→ **Required work**
Please recast the stretch of lines from the first one through the one containing "- x-tick-label: United" as a Markdown table with two columns, n for the row number and Line for the line itself, leaving out blank lines.

———

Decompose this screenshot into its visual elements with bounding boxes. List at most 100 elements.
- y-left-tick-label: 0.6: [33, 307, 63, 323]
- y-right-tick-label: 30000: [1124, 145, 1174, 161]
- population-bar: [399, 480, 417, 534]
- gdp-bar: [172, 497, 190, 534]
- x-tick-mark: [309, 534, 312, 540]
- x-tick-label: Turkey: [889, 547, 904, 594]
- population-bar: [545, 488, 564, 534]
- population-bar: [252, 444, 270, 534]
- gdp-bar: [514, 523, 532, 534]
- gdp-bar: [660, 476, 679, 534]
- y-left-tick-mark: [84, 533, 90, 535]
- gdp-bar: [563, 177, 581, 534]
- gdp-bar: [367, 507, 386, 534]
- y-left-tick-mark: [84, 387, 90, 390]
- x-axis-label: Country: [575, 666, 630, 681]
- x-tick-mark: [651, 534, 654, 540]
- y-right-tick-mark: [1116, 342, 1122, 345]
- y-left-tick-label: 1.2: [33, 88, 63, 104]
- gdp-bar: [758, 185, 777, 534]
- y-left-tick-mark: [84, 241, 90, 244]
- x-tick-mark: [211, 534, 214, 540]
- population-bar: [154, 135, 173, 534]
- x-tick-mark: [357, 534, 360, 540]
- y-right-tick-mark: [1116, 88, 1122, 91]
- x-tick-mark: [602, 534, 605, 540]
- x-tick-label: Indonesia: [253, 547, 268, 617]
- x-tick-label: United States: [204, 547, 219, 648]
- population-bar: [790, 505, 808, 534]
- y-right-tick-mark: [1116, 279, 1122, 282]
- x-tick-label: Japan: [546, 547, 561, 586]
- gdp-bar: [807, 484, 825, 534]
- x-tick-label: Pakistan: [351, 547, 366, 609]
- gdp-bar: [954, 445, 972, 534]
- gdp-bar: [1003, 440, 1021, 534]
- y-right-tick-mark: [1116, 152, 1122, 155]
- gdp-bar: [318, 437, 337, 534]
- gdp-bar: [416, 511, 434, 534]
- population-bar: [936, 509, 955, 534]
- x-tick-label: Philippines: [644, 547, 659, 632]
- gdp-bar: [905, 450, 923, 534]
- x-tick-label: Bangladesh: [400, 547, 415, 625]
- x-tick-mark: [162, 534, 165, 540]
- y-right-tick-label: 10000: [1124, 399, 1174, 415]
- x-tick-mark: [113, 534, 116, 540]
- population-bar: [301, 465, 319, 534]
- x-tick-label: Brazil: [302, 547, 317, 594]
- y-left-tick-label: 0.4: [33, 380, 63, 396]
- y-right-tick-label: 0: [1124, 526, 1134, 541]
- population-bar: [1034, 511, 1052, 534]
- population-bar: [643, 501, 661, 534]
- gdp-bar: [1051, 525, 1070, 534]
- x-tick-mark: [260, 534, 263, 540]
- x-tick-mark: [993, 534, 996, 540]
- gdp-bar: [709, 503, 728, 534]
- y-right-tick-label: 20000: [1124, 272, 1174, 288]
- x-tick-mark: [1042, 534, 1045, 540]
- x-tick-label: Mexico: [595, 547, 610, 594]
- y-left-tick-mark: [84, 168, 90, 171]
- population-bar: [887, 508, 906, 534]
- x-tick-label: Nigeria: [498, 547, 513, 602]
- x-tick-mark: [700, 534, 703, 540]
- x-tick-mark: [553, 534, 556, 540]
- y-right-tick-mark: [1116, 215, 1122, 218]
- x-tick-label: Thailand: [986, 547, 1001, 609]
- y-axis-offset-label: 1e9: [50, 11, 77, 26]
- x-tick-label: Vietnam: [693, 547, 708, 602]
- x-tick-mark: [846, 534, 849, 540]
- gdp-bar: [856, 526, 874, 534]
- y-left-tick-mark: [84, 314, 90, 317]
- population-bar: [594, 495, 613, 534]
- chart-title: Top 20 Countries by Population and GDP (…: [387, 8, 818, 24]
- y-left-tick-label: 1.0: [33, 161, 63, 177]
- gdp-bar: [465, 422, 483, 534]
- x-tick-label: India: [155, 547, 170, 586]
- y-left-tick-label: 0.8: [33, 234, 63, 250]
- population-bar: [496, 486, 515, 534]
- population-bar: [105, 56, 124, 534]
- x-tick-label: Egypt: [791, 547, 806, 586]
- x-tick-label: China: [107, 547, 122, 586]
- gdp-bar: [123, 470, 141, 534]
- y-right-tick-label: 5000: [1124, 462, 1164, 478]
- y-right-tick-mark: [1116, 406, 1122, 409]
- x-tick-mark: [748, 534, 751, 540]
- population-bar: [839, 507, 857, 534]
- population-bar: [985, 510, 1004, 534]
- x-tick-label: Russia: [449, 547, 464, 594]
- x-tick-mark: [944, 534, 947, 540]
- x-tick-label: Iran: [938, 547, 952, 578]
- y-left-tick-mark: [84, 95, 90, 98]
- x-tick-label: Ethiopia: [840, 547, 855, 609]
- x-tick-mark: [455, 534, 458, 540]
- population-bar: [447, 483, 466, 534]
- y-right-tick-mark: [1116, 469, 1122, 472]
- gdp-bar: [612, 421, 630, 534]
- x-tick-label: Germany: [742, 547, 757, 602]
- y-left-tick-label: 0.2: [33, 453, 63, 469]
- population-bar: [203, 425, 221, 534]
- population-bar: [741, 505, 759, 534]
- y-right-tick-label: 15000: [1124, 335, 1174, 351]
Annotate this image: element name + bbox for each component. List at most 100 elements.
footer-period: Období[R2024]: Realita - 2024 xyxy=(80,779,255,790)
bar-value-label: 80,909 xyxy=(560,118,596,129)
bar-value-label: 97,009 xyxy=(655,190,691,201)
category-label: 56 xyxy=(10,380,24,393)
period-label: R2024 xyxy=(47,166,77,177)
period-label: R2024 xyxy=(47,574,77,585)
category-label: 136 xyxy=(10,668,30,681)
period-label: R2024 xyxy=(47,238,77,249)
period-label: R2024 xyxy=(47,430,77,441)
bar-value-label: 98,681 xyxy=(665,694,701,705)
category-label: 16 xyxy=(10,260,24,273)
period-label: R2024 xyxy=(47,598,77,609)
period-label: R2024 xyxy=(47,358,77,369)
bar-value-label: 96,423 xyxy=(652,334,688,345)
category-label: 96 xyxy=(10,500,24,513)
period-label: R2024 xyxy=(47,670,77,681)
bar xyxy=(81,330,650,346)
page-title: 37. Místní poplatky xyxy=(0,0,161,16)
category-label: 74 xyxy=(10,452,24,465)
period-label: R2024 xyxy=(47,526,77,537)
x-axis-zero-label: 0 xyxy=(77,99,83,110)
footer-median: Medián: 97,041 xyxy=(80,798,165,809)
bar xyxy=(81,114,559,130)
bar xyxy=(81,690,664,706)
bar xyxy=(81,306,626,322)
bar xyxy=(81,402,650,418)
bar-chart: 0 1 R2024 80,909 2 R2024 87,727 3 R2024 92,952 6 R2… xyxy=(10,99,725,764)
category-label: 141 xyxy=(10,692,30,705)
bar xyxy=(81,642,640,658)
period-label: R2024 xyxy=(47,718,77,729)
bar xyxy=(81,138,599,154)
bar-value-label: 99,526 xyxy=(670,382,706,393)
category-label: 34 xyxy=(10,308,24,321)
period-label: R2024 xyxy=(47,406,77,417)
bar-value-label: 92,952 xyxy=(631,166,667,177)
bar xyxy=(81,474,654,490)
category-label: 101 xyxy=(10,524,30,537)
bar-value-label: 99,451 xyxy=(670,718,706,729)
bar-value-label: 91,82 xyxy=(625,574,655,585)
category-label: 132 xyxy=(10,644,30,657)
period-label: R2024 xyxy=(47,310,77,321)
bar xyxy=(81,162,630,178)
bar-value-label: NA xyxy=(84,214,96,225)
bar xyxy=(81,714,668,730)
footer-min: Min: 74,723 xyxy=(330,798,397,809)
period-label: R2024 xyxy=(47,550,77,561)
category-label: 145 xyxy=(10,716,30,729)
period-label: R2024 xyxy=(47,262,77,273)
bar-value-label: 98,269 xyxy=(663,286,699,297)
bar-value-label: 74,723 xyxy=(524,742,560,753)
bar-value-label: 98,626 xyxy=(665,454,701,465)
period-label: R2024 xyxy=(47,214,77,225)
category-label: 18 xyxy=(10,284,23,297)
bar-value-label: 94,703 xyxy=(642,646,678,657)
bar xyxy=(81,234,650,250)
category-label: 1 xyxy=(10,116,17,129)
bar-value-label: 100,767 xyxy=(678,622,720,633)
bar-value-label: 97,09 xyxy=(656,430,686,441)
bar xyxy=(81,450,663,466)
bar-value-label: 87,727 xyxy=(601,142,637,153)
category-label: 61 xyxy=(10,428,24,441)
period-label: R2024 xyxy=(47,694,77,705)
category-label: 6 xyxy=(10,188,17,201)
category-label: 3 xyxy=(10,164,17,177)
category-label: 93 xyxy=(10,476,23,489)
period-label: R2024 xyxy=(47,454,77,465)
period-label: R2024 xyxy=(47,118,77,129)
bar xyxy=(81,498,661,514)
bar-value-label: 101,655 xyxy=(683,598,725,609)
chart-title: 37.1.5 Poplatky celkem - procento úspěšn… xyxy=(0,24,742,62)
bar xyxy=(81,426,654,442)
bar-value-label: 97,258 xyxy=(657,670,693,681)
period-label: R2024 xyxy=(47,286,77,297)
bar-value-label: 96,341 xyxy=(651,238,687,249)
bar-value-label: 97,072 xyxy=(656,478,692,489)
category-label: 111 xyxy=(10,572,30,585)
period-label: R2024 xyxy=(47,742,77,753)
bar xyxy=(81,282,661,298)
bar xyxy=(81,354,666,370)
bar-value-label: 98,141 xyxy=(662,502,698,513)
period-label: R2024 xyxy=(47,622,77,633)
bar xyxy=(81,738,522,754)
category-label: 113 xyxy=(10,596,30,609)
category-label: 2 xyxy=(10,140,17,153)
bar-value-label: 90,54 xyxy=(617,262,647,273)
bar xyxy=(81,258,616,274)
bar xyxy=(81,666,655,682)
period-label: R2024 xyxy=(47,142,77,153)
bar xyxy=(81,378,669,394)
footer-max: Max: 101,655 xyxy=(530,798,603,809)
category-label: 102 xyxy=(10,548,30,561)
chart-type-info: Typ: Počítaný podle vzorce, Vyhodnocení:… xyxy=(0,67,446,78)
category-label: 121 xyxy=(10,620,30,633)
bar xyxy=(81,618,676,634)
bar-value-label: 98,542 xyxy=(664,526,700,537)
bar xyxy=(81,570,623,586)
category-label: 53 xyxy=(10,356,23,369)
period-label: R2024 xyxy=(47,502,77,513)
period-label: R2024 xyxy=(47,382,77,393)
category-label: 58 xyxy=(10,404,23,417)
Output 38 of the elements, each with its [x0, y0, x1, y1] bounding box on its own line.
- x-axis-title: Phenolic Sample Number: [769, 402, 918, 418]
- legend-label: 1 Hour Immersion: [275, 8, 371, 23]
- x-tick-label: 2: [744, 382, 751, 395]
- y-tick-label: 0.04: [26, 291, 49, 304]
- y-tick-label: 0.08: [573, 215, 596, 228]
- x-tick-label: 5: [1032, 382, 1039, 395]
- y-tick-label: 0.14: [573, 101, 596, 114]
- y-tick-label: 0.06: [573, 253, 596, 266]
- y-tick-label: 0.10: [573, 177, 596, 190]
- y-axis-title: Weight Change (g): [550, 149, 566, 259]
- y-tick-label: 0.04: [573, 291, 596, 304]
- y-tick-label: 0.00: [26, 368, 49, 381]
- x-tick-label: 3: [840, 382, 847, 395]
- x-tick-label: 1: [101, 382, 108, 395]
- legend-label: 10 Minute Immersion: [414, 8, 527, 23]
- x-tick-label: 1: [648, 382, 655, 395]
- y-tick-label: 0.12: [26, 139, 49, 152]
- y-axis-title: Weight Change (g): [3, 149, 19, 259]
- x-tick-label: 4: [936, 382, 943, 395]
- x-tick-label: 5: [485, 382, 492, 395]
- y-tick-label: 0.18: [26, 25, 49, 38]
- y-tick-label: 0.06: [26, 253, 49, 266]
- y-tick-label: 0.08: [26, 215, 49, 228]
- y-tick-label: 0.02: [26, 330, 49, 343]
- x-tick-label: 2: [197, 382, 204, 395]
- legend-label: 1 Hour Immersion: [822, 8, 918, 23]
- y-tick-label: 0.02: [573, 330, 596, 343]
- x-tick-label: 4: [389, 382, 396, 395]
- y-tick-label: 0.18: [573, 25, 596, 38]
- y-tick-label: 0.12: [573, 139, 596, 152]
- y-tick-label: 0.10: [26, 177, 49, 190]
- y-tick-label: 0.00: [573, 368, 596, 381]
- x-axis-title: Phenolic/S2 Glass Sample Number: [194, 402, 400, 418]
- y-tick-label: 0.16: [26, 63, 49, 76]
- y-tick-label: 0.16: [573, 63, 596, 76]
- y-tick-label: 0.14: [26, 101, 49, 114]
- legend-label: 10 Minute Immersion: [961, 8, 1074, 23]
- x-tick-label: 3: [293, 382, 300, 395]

———

→ **Result for this task**
| n | Line |
|---|---|
| 1 | Decompose this screenshot into its visual elements with bounding boxes. List at most 100 elements. |
| 2 | - y-left-tick-label: 0.6: [33, 307, 63, 323] |
| 3 | - y-right-tick-label: 30000: [1124, 145, 1174, 161] |
| 4 | - population-bar: [399, 480, 417, 534] |
| 5 | - gdp-bar: [172, 497, 190, 534] |
| 6 | - x-tick-mark: [309, 534, 312, 540] |
| 7 | - x-tick-label: Turkey: [889, 547, 904, 594] |
| 8 | - population-bar: [545, 488, 564, 534] |
| 9 | - population-bar: [252, 444, 270, 534] |
| 10 | - gdp-bar: [514, 523, 532, 534] |
| 11 | - gdp-bar: [660, 476, 679, 534] |
| 12 | - y-left-tick-mark: [84, 533, 90, 535] |
| 13 | - gdp-bar: [563, 177, 581, 534] |
| 14 | - gdp-bar: [367, 507, 386, 534] |
| 15 | - y-left-tick-mark: [84, 387, 90, 390] |
| 16 | - x-axis-label: Country: [575, 666, 630, 681] |
| 17 | - x-tick-mark: [651, 534, 654, 540] |
| 18 | - y-right-tick-mark: [1116, 342, 1122, 345] |
| 19 | - y-left-tick-label: 1.2: [33, 88, 63, 104] |
| 20 | - gdp-bar: [758, 185, 777, 534] |
| 21 | - y-left-tick-mark: [84, 241, 90, 244] |
| 22 | - x-tick-mark: [211, 534, 214, 540] |
| 23 | - population-bar: [154, 135, 173, 534] |
| 24 | - x-tick-mark: [357, 534, 360, 540] |
| 25 | - y-right-tick-mark: [1116, 88, 1122, 91] |
| 26 | - x-tick-mark: [602, 534, 605, 540] |
| 27 | - x-tick-label: Indonesia: [253, 547, 268, 617] |
| 28 | - x-tick-label: United States: [204, 547, 219, 648] |